WHAT YOU HAVE TO DO —
Extract every record, keeping each one exactly as it is.

(Stored data entries)

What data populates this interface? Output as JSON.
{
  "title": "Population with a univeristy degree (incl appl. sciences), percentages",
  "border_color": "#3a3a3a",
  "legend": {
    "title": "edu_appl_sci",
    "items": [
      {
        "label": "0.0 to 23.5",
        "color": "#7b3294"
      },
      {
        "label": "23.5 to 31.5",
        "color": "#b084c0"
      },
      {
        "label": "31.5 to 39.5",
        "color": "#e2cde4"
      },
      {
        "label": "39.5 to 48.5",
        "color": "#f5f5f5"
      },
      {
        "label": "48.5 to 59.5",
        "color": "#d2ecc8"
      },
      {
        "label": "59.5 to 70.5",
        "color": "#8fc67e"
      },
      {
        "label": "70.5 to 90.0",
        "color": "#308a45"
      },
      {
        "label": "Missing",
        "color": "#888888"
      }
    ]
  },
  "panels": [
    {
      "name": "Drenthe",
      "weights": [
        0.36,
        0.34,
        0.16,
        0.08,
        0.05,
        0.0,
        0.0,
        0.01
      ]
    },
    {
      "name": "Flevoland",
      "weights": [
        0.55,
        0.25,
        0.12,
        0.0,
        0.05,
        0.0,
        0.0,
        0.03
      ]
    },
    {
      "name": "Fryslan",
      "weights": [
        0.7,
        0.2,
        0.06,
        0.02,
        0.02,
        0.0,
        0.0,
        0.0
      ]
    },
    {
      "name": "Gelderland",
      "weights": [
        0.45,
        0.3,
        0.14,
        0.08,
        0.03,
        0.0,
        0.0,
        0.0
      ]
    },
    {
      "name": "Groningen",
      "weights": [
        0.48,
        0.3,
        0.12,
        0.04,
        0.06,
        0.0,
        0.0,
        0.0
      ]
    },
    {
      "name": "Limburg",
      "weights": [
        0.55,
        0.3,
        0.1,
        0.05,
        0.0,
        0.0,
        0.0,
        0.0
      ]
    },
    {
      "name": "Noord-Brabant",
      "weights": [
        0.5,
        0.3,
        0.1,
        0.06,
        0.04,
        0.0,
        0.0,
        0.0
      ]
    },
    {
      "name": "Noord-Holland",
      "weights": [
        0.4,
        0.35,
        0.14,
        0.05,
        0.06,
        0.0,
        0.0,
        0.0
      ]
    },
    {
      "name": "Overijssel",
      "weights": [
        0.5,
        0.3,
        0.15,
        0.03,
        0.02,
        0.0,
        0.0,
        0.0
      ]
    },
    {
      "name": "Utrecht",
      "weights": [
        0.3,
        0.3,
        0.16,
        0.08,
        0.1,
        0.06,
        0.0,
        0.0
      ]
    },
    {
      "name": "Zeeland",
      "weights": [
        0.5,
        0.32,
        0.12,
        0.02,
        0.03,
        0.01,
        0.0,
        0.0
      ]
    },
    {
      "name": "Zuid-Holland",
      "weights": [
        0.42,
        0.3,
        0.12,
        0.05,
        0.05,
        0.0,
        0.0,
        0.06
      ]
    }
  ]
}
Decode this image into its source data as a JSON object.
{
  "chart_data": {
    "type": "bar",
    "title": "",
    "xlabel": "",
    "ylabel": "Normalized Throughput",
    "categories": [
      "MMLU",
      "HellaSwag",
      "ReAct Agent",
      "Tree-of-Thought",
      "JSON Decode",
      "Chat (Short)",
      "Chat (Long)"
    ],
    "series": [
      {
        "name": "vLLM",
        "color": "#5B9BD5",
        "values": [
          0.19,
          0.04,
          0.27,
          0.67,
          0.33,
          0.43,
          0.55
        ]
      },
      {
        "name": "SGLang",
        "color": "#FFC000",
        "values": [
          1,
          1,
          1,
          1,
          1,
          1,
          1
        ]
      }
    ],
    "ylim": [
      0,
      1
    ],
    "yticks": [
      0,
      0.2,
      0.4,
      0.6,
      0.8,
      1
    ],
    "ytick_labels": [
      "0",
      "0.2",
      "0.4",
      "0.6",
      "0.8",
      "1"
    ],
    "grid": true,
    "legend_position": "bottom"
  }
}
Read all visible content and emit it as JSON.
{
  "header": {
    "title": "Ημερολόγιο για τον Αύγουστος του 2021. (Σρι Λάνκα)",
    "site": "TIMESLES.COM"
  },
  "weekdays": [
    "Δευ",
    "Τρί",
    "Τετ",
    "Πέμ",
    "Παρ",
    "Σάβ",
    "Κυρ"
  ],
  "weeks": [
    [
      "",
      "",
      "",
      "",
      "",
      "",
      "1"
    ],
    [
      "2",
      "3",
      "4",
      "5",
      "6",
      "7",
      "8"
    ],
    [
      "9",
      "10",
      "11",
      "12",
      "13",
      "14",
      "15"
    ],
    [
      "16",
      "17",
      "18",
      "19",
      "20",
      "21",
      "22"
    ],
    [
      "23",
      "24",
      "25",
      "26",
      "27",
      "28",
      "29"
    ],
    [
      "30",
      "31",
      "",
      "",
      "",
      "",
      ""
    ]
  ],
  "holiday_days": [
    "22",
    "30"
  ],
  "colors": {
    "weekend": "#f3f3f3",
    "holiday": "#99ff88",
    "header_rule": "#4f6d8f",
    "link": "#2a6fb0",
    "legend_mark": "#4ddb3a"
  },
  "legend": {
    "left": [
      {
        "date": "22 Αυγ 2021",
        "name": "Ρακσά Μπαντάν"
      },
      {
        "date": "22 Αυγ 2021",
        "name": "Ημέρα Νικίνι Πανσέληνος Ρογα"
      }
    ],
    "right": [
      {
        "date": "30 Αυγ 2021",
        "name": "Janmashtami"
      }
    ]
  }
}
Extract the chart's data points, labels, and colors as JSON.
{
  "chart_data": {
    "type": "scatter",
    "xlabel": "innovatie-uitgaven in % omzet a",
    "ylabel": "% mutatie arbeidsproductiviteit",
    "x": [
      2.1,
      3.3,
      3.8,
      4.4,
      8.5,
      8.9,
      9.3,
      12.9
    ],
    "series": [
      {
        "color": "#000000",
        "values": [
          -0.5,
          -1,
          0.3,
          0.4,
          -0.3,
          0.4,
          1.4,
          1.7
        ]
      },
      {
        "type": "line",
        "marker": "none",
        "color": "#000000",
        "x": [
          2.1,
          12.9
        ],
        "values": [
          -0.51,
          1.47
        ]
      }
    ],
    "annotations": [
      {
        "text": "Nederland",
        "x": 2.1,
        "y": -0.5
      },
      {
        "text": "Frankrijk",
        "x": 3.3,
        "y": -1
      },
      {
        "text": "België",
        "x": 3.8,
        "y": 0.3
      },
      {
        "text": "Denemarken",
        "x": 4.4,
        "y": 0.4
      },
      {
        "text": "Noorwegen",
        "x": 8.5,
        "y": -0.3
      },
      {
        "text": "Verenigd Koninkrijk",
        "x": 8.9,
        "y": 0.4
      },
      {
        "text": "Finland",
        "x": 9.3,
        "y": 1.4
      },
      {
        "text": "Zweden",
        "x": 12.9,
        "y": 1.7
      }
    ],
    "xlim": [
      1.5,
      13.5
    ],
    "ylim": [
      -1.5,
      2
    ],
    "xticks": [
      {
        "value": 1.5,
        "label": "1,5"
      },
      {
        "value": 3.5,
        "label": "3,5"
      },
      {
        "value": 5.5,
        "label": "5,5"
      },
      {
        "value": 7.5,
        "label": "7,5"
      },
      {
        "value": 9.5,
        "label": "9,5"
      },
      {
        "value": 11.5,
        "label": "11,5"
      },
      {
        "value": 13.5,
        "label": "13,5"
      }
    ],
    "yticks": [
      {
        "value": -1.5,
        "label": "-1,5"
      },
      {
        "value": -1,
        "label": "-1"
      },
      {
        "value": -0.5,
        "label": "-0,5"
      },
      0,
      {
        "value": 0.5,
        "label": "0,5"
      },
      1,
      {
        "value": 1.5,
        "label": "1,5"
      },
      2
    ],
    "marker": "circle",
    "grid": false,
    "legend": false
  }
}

FINISHED TASK —
What data populates this interface? Output as JSON.
{
  "title": "Population with a univeristy degree (incl appl. sciences), percentages",
  "border_color": "#3a3a3a",
  "legend": {
    "title": "edu_appl_sci",
    "items": [
      {
        "label": "0.0 to 23.5",
        "color": "#7b3294"
      },
      {
        "label": "23.5 to 31.5",
        "color": "#b084c0"
      },
      {
        "label": "31.5 to 39.5",
        "color": "#e2cde4"
      },
      {
        "label": "39.5 to 48.5",
        "color": "#f5f5f5"
      },
      {
        "label": "48.5 to 59.5",
        "color": "#d2ecc8"
      },
      {
        "label": "59.5 to 70.5",
        "color": "#8fc67e"
      },
      {
        "label": "70.5 to 90.0",
        "color": "#308a45"
      },
      {
        "label": "Missing",
        "color": "#888888"
      }
    ]
  },
  "panels": [
    {
      "name": "Drenthe",
      "weights": [
        0.36,
        0.34,
        0.16,
        0.08,
        0.05,
        0.0,
        0.0,
        0.01
      ]
    },
    {
      "name": "Flevoland",
      "weights": [
        0.55,
        0.25,
        0.12,
        0.0,
        0.05,
        0.0,
        0.0,
        0.03
      ]
    },
    {
      "name": "Fryslan",
      "weights": [
        0.7,
        0.2,
        0.06,
        0.02,
        0.02,
        0.0,
        0.0,
        0.0
      ]
    },
    {
      "name": "Gelderland",
      "weights": [
        0.45,
        0.3,
        0.14,
        0.08,
        0.03,
        0.0,
        0.0,
        0.0
      ]
    },
    {
      "name": "Groningen",
      "weights": [
        0.48,
        0.3,
        0.12,
        0.04,
        0.06,
        0.0,
        0.0,
        0.0
      ]
    },
    {
      "name": "Limburg",
      "weights": [
        0.55,
        0.3,
        0.1,
        0.05,
        0.0,
        0.0,
        0.0,
        0.0
      ]
    },
    {
      "name": "Noord-Brabant",
      "weights": [
        0.5,
        0.3,
        0.1,
        0.06,
        0.04,
        0.0,
        0.0,
        0.0
      ]
    },
    {
      "name": "Noord-Holland",
      "weights": [
        0.4,
        0.35,
        0.14,
        0.05,
        0.06,
        0.0,
        0.0,
        0.0
      ]
    },
    {
      "name": "Overijssel",
      "weights": [
        0.5,
        0.3,
        0.15,
        0.03,
        0.02,
        0.0,
        0.0,
        0.0
      ]
    },
    {
      "name": "Utrecht",
      "weights": [
        0.3,
        0.3,
        0.16,
        0.08,
        0.1,
        0.06,
        0.0,
        0.0
      ]
    },
    {
      "name": "Zeeland",
      "weights": [
        0.5,
        0.32,
        0.12,
        0.02,
        0.03,
        0.01,
        0.0,
        0.0
      ]
    },
    {
      "name": "Zuid-Holland",
      "weights": [
        0.42,
        0.3,
        0.12,
        0.05,
        0.05,
        0.0,
        0.0,
        0.06
      ]
    }
  ]
}
Decode this image into its source data as a JSON object.
{
  "chart_data": {
    "type": "bar",
    "title": "",
    "xlabel": "",
    "ylabel": "Normalized Throughput",
    "categories": [
      "MMLU",
      "HellaSwag",
      "ReAct Agent",
      "Tree-of-Thought",
      "JSON Decode",
      "Chat (Short)",
      "Chat (Long)"
    ],
    "series": [
      {
        "name": "vLLM",
        "color": "#5B9BD5",
        "values": [
          0.19,
          0.04,
          0.27,
          0.67,
          0.33,
          0.43,
          0.55
        ]
      },
      {
        "name": "SGLang",
        "color": "#FFC000",
        "values": [
          1,
          1,
          1,
          1,
          1,
          1,
          1
        ]
      }
    ],
    "ylim": [
      0,
      1
    ],
    "yticks": [
      0,
      0.2,
      0.4,
      0.6,
      0.8,
      1
    ],
    "ytick_labels": [
      "0",
      "0.2",
      "0.4",
      "0.6",
      "0.8",
      "1"
    ],
    "grid": true,
    "legend_position": "bottom"
  }
}
Read all visible content and emit it as JSON.
{
  "header": {
    "title": "Ημερολόγιο για τον Αύγουστος του 2021. (Σρι Λάνκα)",
    "site": "TIMESLES.COM"
  },
  "weekdays": [
    "Δευ",
    "Τρί",
    "Τετ",
    "Πέμ",
    "Παρ",
    "Σάβ",
    "Κυρ"
  ],
  "weeks": [
    [
      "",
      "",
      "",
      "",
      "",
      "",
      "1"
    ],
    [
      "2",
      "3",
      "4",
      "5",
      "6",
      "7",
      "8"
    ],
    [
      "9",
      "10",
      "11",
      "12",
      "13",
      "14",
      "15"
    ],
    [
      "16",
      "17",
      "18",
      "19",
      "20",
      "21",
      "22"
    ],
    [
      "23",
      "24",
      "25",
      "26",
      "27",
      "28",
      "29"
    ],
    [
      "30",
      "31",
      "",
      "",
      "",
      "",
      ""
    ]
  ],
  "holiday_days": [
    "22",
    "30"
  ],
  "colors": {
    "weekend": "#f3f3f3",
    "holiday": "#99ff88",
    "header_rule": "#4f6d8f",
    "link": "#2a6fb0",
    "legend_mark": "#4ddb3a"
  },
  "legend": {
    "left": [
      {
        "date": "22 Αυγ 2021",
        "name": "Ρακσά Μπαντάν"
      },
      {
        "date": "22 Αυγ 2021",
        "name": "Ημέρα Νικίνι Πανσέληνος Ρογα"
      }
    ],
    "right": [
      {
        "date": "30 Αυγ 2021",
        "name": "Janmashtami"
      }
    ]
  }
}
Extract the chart's data points, labels, and colors as JSON.
{
  "chart_data": {
    "type": "scatter",
    "xlabel": "innovatie-uitgaven in % omzet a",
    "ylabel": "% mutatie arbeidsproductiviteit",
    "x": [
      2.1,
      3.3,
      3.8,
      4.4,
      8.5,
      8.9,
      9.3,
      12.9
    ],
    "series": [
      {
        "color": "#000000",
        "values": [
          -0.5,
          -1,
          0.3,
          0.4,
          -0.3,
          0.4,
          1.4,
          1.7
        ]
      },
      {
        "type": "line",
        "marker": "none",
        "color": "#000000",
        "x": [
          2.1,
          12.9
        ],
        "values": [
          -0.51,
          1.47
        ]
      }
    ],
    "annotations": [
      {
        "text": "Nederland",
        "x": 2.1,
        "y": -0.5
      },
      {
        "text": "Frankrijk",
        "x": 3.3,
        "y": -1
      },
      {
        "text": "België",
        "x": 3.8,
        "y": 0.3
      },
      {
        "text": "Denemarken",
        "x": 4.4,
        "y": 0.4
      },
      {
        "text": "Noorwegen",
        "x": 8.5,
        "y": -0.3
      },
      {
        "text": "Verenigd Koninkrijk",
        "x": 8.9,
        "y": 0.4
      },
      {
        "text": "Finland",
        "x": 9.3,
        "y": 1.4
      },
      {
        "text": "Zweden",
        "x": 12.9,
        "y": 1.7
      }
    ],
    "xlim": [
      1.5,
      13.5
    ],
    "ylim": [
      -1.5,
      2
    ],
    "xticks": [
      {
        "value": 1.5,
        "label": "1,5"
      },
      {
        "value": 3.5,
        "label": "3,5"
      },
      {
        "value": 5.5,
        "label": "5,5"
      },
      {
        "value": 7.5,
        "label": "7,5"
      },
      {
        "value": 9.5,
        "label": "9,5"
      },
      {
        "value": 11.5,
        "label": "11,5"
      },
      {
        "value": 13.5,
        "label": "13,5"
      }
    ],
    "yticks": [
      {
        "value": -1.5,
        "label": "-1,5"
      },
      {
        "value": -1,
        "label": "-1"
      },
      {
        "value": -0.5,
        "label": "-0,5"
      },
      0,
      {
        "value": 0.5,
        "label": "0,5"
      },
      1,
      {
        "value": 1.5,
        "label": "1,5"
      },
      2
    ],
    "marker": "circle",
    "grid": false,
    "legend": false
  }
}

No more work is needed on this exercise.